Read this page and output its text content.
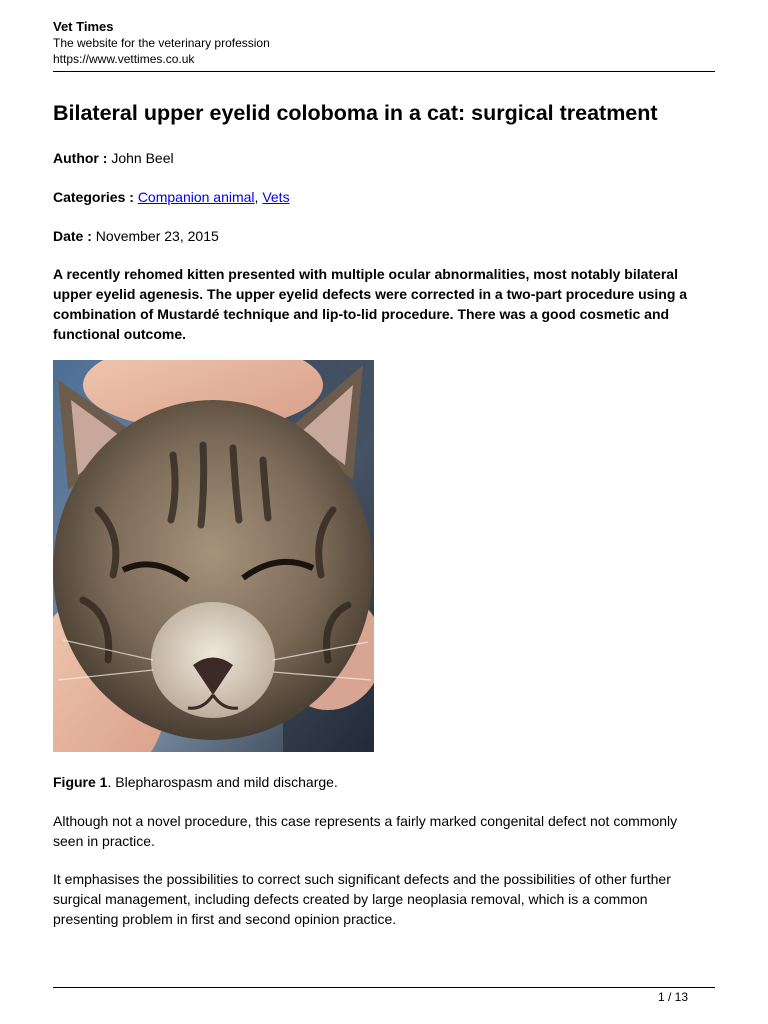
Vet Times
The website for the veterinary profession
https://www.vettimes.co.uk
Bilateral upper eyelid coloboma in a cat: surgical treatment
Author : John Beel
Categories : Companion animal, Vets
Date : November 23, 2015

A recently rehomed kitten presented with multiple ocular abnormalities, most notably bilateral upper eyelid agenesis. The upper eyelid defects were corrected in a two-part procedure using a combination of Mustardé technique and lip-to-lid procedure. There was a good cosmetic and functional outcome.

Figure 1. Blepharospasm and mild discharge.

Although not a novel procedure, this case represents a fairly marked congenital defect not commonly seen in practice.

It emphasises the possibilities to correct such significant defects and the possibilities of other further surgical management, including defects created by large neoplasia removal, which is a common presenting problem in first and second opinion practice.

1 / 13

--------------------------------------------------

Problem to solve
Look through the entries above. Copy each line in which the string "practice" occurs.

Exercise output
Although not a novel procedure, this case represents a fairly marked congenital defect not commonly seen in practice.
It emphasises the possibilities to correct such significant defects and the possibilities of other further surgical management, including defects created by large neoplasia removal, which is a common presenting problem in first and second opinion practice.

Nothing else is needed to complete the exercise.